### WHAT TO DO
Repeat the records verbatim and leave the pictures out of your copy.

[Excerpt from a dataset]
--- Begin ---

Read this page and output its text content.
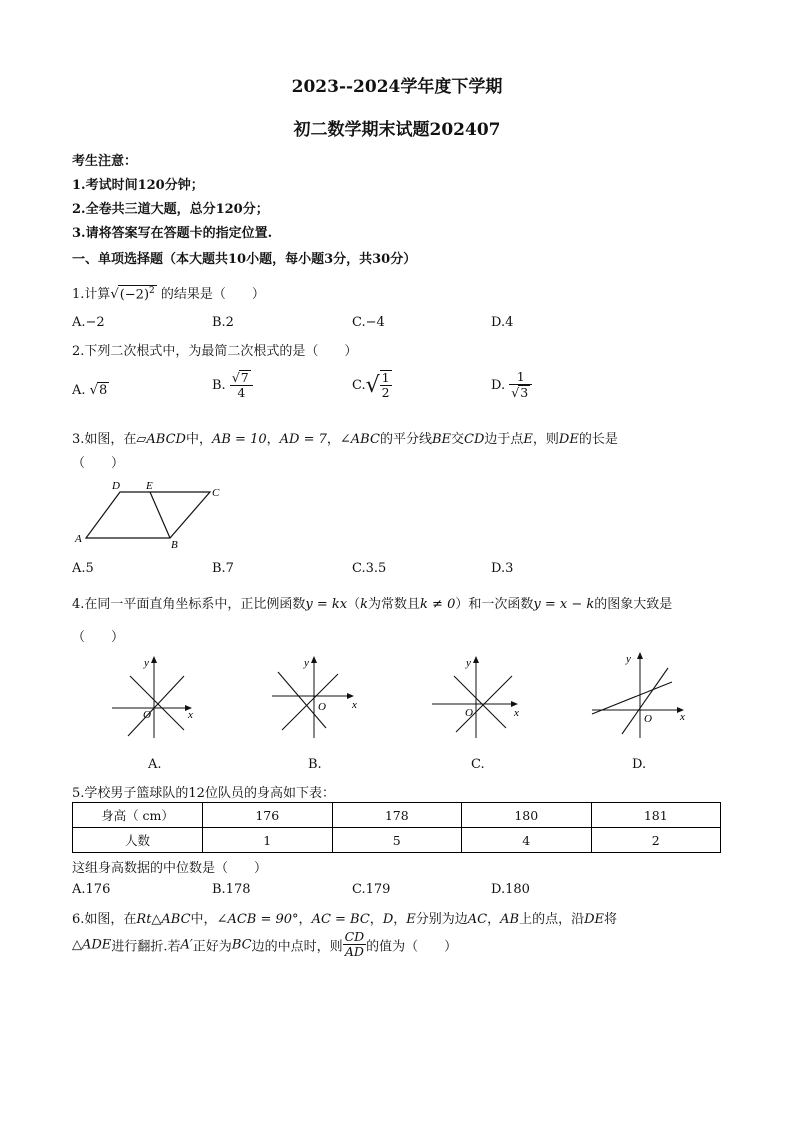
2023--2024学年度下学期
初二数学期末试题202407
考生注意：
1.考试时间120分钟；
2.全卷共三道大题，总分120分；
3.请将答案写在答题卡的指定位置.
一、单项选择题（本大题共10小题，每小题3分，共30分）
1.计算$√(-2)^2$ 的结果是（　　）
A.−2	B.2	C.−4	D.4
2.下列二次根式中，为最简二次根式的是（　　）
A. √8	B. $\frac{√7}{4}$	$C.√ \frac{1}{2}$	D. $\frac{1}{√3}$
3.如图，在▱ABCD中，AB = 10，AD = 7，∠ABC的平分线BE交CD边于点E，则DE的长是
（　　）
A	B
C
D E
A.5	B.7	C.3.5	D.3
4.在同一平面直角坐标系中，正比例函数y = kx（k为常数且k ≠ 0）和一次函数y = x − k的图象大致是
（　　）
x
y
O
x
y
O	x
y
O	x
y
O
A.	B.	C.	D.
5.学校男子篮球队的12位队员的身高如下表：
身高（ cm）	176	178	180	181
人数	1	5	4	2
这组身高数据的中位数是（　　）
A.176	B.178	C.179	D.180
6.如图，在Rt△ABC中，∠ACB = 90°，AC = BC，D，E分别为边AC，AB上的点，沿DE将
△ADE进行翻折.若A′正好为BC边的中点时，则 $\frac{CD}{AD}$ 的值为（　　）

--- End ---

### FULL ANSWER
Read this page and output its text content.
2023--2024学年度下学期
初二数学期末试题202407
考生注意：
1.考试时间120分钟；
2.全卷共三道大题，总分120分；
3.请将答案写在答题卡的指定位置.
一、单项选择题（本大题共10小题，每小题3分，共30分）
1.计算$√(-2)^2$ 的结果是（　　）
A.−2	B.2	C.−4	D.4
2.下列二次根式中，为最简二次根式的是（　　）
A. √8	B. $\frac{√7}{4}$	$C.√ \frac{1}{2}$	D. $\frac{1}{√3}$
3.如图，在▱ABCD中，AB = 10，AD = 7，∠ABC的平分线BE交CD边于点E，则DE的长是
（　　）
A	B
C
D E
A.5	B.7	C.3.5	D.3
4.在同一平面直角坐标系中，正比例函数y = kx（k为常数且k ≠ 0）和一次函数y = x − k的图象大致是
（　　）
x
y
O
x
y
O	x
y
O	x
y
O
A.	B.	C.	D.
5.学校男子篮球队的12位队员的身高如下表：
身高（ cm）	176	178	180	181
人数	1	5	4	2
这组身高数据的中位数是（　　）
A.176	B.178	C.179	D.180
6.如图，在Rt△ABC中，∠ACB = 90°，AC = BC，D，E分别为边AC，AB上的点，沿DE将
△ADE进行翻折.若A′正好为BC边的中点时，则 $\frac{CD}{AD}$ 的值为（　　）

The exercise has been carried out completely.